## Begin

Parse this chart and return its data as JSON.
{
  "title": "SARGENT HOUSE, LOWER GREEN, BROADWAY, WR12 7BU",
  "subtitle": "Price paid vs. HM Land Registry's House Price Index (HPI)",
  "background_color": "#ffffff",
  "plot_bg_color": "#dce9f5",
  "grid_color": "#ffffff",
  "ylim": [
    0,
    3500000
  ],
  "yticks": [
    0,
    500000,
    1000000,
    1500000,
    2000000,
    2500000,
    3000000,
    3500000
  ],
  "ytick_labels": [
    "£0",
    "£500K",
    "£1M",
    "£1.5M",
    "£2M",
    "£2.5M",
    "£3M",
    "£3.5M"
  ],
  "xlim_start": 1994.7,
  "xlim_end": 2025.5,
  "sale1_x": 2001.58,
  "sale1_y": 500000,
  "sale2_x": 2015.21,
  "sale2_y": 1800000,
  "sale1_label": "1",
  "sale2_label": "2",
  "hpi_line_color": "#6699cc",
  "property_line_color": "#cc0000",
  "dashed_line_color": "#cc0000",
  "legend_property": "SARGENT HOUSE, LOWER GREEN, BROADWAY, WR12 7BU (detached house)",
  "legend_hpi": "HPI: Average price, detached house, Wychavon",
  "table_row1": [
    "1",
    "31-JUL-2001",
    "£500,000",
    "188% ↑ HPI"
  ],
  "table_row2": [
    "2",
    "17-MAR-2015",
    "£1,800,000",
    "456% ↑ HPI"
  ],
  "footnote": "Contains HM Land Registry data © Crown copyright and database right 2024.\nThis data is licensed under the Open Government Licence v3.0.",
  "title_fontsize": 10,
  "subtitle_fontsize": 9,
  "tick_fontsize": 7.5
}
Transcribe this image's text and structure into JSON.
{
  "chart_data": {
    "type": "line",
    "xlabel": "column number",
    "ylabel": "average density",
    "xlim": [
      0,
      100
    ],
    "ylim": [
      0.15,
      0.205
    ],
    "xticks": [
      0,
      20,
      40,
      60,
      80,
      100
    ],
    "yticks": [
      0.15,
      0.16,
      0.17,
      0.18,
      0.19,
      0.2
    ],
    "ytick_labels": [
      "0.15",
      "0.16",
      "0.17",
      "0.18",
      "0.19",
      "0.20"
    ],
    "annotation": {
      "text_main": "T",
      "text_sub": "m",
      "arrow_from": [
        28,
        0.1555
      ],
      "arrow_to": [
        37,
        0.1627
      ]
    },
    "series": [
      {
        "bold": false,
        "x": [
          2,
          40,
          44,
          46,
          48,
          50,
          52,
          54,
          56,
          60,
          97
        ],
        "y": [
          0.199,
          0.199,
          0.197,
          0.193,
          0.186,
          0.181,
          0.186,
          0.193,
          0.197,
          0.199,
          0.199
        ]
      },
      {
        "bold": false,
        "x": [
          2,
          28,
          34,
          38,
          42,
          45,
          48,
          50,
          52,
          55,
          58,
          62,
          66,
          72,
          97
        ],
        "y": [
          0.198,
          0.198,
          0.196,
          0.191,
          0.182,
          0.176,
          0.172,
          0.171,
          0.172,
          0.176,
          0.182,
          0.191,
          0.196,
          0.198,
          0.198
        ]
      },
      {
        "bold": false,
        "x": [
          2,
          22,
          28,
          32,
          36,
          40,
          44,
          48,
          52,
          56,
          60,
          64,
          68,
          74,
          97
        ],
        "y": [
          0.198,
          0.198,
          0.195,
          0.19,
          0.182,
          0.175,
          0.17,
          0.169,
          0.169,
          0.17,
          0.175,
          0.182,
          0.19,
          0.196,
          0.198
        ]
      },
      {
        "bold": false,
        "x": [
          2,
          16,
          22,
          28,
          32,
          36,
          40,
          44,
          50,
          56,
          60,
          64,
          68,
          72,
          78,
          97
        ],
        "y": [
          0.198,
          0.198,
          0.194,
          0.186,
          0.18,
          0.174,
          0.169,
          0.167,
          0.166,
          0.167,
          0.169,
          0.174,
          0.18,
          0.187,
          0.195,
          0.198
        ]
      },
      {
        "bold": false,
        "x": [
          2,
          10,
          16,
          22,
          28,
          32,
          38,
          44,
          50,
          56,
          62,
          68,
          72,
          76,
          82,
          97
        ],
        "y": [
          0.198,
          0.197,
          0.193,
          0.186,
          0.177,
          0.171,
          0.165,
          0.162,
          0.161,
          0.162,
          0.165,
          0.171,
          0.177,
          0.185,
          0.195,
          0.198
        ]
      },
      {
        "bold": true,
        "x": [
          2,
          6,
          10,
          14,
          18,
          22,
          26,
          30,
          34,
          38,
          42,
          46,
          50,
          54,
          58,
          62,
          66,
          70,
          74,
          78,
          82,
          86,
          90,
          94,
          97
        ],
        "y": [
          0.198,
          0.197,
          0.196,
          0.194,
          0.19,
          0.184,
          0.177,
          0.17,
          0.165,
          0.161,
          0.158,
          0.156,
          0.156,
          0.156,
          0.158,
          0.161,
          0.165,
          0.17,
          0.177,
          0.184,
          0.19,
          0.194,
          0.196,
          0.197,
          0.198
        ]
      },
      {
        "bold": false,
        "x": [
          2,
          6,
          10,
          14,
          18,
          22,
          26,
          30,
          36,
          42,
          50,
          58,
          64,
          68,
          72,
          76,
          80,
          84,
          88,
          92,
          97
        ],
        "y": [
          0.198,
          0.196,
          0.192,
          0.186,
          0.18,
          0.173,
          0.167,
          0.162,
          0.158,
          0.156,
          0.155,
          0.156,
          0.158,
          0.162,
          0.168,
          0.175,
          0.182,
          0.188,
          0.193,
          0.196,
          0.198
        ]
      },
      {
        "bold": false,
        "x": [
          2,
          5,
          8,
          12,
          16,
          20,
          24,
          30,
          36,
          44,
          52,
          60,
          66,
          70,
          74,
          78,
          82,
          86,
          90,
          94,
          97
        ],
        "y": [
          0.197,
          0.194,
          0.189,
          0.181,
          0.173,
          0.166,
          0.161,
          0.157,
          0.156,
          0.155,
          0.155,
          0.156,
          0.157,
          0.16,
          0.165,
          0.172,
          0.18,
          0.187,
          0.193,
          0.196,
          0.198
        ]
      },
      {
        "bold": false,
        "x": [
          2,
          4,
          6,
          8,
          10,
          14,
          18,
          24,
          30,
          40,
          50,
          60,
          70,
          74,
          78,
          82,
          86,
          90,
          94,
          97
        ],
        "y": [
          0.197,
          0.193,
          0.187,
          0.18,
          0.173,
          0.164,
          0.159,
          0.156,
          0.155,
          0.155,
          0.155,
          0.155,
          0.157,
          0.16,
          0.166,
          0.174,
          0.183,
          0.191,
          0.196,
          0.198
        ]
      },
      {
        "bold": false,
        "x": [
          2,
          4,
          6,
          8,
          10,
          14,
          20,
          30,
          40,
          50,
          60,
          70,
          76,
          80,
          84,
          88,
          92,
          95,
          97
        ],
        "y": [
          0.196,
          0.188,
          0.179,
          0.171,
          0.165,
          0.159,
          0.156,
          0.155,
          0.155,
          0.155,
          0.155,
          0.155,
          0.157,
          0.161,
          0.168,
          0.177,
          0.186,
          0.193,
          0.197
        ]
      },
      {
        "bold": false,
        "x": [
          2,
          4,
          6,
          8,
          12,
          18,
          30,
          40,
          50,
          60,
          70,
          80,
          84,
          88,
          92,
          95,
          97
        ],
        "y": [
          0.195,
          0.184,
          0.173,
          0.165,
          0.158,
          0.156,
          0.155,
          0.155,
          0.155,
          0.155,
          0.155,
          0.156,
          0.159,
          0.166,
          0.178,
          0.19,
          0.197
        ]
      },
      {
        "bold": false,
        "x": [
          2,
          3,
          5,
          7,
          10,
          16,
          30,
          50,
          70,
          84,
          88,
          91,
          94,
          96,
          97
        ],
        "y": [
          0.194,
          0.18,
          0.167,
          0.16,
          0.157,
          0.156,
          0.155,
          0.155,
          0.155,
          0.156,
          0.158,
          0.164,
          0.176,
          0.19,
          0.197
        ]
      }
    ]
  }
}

## End

Check each line of the records for the word "ffffff" and extract those that contain it.

  "background_color": "#ffffff",
  "grid_color": "#ffffff",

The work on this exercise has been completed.